Rows from a dataset
=-=-=

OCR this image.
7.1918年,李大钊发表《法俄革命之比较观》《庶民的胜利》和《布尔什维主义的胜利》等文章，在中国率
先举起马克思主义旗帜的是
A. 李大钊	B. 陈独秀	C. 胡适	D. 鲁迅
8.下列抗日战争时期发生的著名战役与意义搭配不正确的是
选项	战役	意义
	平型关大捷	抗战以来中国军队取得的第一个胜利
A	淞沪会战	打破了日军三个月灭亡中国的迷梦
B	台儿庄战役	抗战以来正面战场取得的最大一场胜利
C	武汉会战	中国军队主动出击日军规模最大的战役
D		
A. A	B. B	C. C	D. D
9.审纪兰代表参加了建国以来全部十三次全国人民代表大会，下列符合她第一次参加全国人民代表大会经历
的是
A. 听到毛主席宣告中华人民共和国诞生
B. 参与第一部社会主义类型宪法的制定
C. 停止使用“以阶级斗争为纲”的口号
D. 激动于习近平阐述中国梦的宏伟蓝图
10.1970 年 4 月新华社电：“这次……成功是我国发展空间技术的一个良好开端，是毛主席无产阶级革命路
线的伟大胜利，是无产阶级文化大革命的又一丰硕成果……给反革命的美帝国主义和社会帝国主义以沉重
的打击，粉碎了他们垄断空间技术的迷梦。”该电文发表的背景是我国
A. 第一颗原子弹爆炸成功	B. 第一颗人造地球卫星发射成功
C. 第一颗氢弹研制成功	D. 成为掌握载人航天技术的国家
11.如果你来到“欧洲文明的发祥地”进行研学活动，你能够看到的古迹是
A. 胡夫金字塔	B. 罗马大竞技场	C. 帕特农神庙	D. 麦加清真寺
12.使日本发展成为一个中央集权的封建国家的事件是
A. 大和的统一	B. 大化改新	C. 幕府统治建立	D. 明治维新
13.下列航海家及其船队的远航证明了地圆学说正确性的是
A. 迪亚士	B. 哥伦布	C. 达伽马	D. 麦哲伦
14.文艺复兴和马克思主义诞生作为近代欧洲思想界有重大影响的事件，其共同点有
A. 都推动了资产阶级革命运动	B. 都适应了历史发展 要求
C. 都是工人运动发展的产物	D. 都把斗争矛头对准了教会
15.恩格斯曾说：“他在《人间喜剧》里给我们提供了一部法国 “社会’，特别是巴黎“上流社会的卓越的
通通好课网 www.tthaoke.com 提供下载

=-=-=

Write out the entries above word for word.

OCR this image.
7.1918年,李大钊发表《法俄革命之比较观》《庶民的胜利》和《布尔什维主义的胜利》等文章，在中国率
先举起马克思主义旗帜的是
A. 李大钊	B. 陈独秀	C. 胡适	D. 鲁迅
8.下列抗日战争时期发生的著名战役与意义搭配不正确的是
选项	战役	意义
	平型关大捷	抗战以来中国军队取得的第一个胜利
A	淞沪会战	打破了日军三个月灭亡中国的迷梦
B	台儿庄战役	抗战以来正面战场取得的最大一场胜利
C	武汉会战	中国军队主动出击日军规模最大的战役
D		
A. A	B. B	C. C	D. D
9.审纪兰代表参加了建国以来全部十三次全国人民代表大会，下列符合她第一次参加全国人民代表大会经历
的是
A. 听到毛主席宣告中华人民共和国诞生
B. 参与第一部社会主义类型宪法的制定
C. 停止使用“以阶级斗争为纲”的口号
D. 激动于习近平阐述中国梦的宏伟蓝图
10.1970 年 4 月新华社电：“这次……成功是我国发展空间技术的一个良好开端，是毛主席无产阶级革命路
线的伟大胜利，是无产阶级文化大革命的又一丰硕成果……给反革命的美帝国主义和社会帝国主义以沉重
的打击，粉碎了他们垄断空间技术的迷梦。”该电文发表的背景是我国
A. 第一颗原子弹爆炸成功	B. 第一颗人造地球卫星发射成功
C. 第一颗氢弹研制成功	D. 成为掌握载人航天技术的国家
11.如果你来到“欧洲文明的发祥地”进行研学活动，你能够看到的古迹是
A. 胡夫金字塔	B. 罗马大竞技场	C. 帕特农神庙	D. 麦加清真寺
12.使日本发展成为一个中央集权的封建国家的事件是
A. 大和的统一	B. 大化改新	C. 幕府统治建立	D. 明治维新
13.下列航海家及其船队的远航证明了地圆学说正确性的是
A. 迪亚士	B. 哥伦布	C. 达伽马	D. 麦哲伦
14.文艺复兴和马克思主义诞生作为近代欧洲思想界有重大影响的事件，其共同点有
A. 都推动了资产阶级革命运动	B. 都适应了历史发展 要求
C. 都是工人运动发展的产物	D. 都把斗争矛头对准了教会
15.恩格斯曾说：“他在《人间喜剧》里给我们提供了一部法国 “社会’，特别是巴黎“上流社会的卓越的
通通好课网 www.tthaoke.com 提供下载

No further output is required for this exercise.